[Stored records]
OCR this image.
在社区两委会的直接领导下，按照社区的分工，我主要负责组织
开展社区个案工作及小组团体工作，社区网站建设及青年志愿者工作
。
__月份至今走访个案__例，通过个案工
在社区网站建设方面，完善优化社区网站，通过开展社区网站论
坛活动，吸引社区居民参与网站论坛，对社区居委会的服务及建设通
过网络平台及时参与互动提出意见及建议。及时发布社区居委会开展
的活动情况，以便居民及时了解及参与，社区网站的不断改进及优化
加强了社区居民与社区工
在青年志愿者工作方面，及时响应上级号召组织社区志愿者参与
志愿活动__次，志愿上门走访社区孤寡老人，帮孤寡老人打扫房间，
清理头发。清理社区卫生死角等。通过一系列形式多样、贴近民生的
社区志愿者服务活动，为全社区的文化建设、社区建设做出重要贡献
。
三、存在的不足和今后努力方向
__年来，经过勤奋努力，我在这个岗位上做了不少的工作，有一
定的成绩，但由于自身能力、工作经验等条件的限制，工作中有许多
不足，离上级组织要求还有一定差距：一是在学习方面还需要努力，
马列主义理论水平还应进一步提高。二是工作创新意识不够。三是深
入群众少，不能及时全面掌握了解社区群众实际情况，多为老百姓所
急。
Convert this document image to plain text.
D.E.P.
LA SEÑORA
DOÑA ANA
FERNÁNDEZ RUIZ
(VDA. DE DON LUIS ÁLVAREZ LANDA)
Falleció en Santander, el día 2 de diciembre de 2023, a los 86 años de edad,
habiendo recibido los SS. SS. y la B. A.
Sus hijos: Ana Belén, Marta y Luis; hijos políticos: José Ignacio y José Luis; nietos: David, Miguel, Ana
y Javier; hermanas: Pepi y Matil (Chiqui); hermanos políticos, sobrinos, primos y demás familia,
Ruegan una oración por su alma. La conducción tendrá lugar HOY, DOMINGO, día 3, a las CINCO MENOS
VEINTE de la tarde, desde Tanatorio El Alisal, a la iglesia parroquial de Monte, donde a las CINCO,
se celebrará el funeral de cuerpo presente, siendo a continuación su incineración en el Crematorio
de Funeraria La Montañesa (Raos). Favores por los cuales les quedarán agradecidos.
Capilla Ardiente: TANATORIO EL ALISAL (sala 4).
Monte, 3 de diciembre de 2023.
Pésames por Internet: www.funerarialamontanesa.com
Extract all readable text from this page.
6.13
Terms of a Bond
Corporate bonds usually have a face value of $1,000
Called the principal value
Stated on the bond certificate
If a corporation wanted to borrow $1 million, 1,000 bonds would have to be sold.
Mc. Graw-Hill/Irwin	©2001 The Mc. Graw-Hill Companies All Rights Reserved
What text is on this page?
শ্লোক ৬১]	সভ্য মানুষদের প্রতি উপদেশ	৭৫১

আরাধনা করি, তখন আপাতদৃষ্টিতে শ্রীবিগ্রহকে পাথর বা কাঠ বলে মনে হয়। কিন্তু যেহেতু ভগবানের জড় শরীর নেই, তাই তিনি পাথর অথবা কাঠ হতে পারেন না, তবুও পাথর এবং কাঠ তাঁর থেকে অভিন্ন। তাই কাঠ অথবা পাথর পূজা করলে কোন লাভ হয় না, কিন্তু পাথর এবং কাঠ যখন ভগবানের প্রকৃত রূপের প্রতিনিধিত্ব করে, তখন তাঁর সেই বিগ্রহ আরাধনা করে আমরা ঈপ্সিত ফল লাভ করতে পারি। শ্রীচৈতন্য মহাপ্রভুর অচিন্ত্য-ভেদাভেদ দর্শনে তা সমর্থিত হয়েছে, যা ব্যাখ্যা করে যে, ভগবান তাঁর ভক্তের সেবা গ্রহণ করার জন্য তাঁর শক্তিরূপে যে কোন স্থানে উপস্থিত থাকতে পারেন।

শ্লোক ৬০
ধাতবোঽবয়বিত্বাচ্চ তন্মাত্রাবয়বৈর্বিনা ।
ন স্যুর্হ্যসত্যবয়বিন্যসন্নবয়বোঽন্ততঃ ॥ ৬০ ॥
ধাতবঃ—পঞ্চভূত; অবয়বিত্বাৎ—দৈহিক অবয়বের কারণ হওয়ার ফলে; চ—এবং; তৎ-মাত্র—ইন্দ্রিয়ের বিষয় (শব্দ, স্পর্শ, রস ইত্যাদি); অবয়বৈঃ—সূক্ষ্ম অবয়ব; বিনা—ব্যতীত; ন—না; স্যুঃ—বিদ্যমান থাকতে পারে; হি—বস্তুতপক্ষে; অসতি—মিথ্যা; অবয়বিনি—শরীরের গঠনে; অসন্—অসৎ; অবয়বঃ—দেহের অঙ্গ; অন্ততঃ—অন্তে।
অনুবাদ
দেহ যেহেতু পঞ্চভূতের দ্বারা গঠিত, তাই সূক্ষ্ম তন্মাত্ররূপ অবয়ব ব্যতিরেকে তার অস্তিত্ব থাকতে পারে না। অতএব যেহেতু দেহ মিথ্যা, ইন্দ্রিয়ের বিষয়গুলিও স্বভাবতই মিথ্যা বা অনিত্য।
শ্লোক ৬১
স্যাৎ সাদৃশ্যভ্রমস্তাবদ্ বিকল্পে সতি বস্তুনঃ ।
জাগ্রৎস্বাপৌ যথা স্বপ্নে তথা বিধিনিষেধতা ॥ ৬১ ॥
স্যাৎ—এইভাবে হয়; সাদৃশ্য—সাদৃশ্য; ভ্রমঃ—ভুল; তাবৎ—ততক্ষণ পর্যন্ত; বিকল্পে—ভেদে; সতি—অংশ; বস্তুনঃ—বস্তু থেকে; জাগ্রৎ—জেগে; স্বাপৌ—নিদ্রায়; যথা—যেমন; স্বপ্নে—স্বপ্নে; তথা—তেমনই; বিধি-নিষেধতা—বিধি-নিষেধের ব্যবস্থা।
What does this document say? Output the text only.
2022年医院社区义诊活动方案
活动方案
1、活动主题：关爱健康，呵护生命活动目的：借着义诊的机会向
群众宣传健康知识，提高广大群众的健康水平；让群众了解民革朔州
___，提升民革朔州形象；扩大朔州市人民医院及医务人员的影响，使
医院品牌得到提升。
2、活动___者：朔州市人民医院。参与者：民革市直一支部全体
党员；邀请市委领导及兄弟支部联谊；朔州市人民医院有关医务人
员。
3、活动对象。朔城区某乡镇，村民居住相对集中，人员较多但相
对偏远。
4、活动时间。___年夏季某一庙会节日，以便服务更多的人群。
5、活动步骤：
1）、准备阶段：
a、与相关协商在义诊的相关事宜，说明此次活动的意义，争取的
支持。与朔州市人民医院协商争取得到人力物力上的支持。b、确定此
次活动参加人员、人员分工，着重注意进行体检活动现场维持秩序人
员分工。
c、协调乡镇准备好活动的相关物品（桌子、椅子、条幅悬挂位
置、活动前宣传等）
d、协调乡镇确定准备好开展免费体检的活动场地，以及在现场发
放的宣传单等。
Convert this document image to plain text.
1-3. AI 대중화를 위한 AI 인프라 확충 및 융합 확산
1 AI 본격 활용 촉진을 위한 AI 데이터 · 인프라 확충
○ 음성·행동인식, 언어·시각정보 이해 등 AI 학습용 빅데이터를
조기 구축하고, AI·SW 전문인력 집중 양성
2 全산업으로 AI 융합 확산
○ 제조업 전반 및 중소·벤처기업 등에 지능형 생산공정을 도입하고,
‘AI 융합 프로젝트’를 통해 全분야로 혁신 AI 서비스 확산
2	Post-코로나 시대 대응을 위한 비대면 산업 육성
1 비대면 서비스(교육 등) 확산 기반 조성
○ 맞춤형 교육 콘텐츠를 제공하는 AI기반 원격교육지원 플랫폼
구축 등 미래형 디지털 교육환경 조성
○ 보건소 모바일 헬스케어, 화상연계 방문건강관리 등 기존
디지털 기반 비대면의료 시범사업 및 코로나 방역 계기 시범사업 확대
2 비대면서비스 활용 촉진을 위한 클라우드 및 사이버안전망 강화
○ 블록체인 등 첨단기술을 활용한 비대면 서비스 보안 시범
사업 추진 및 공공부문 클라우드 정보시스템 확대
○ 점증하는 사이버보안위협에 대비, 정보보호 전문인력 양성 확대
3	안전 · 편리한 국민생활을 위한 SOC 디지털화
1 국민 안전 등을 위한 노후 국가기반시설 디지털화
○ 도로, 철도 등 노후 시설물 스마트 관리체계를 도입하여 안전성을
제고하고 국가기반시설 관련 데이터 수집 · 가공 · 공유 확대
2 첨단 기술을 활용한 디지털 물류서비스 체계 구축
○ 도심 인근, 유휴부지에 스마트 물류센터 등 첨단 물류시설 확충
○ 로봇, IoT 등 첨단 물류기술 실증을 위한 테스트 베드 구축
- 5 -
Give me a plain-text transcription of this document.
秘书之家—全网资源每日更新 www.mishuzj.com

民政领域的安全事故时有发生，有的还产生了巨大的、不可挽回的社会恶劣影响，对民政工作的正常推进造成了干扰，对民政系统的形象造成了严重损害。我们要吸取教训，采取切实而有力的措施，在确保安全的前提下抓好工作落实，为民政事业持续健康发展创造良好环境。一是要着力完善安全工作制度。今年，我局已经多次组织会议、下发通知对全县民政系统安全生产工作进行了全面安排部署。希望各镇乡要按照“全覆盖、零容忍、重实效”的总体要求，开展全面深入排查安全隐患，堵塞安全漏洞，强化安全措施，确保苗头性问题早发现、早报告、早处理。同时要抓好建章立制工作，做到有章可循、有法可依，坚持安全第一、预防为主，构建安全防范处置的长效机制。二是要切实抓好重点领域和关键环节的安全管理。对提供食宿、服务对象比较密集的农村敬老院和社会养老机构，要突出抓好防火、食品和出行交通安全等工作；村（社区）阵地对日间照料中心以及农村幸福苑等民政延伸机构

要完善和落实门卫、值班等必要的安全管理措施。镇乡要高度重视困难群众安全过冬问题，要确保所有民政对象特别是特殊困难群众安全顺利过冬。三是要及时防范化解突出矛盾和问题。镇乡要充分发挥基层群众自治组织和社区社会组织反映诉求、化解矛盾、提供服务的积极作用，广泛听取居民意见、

◆ **EXERCISE BRIEF**
Determine how many lines of the listing hold the word "this" and reply with that figure alone.

◆ **ANSWER TO THE PROBLEM**
7